- **SET PROBLEM**
Extract verbatim the passage of the article on the Kremlin's war casualties that runs from "Around 220 Russian" up to and including "on Feb. 27.".

- **PAGE EXTRACT**

Report details the Kremlin’s war casualties
by ROBERT BECKHUSEN
Russian troops make up a small but important role in the war in eastern Ukraine. During two periods of heavy fighting, Russian army soldiers played a pivotal role in stopping Ukrainian troops from retaking separatist-held territory.
Around 220 Russian soldiers have died in Ukraine. The number could be higher.
That’s all according to the newly-released report by the late Russian liberal politician Boris Nemtsov. Gunmen murdered Nemtsov as he walked across the Bolshoy Moskvoretsky Bridge in Moscow on Feb. 27.
Nemtsov and his aides based the report on open-source analysis, interviews with family members who lost loved ones in the war, news reports and quotes from the separatist commanders themselves. It’s the most comprehensive analysis so far of Russian aid to the separatists, which is an obscure and largely hidden part of the war.

- **DATASET SECTION**

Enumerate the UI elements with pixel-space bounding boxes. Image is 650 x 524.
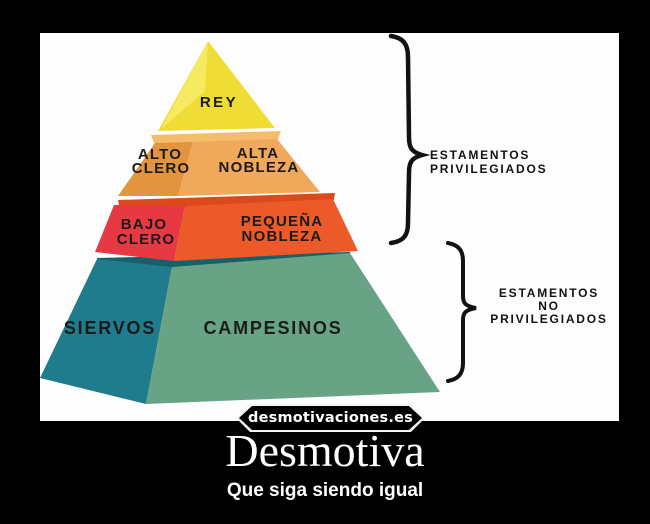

- **RESULT OF THIS EXERCISE**
Around 220 Russian soldiers have died in Ukraine. The number could be higher.
That’s all according to the newly-released report by the late Russian liberal politician Boris Nemtsov. Gunmen murdered Nemtsov as he walked across the Bolshoy Moskvoretsky Bridge in Moscow on Feb. 27.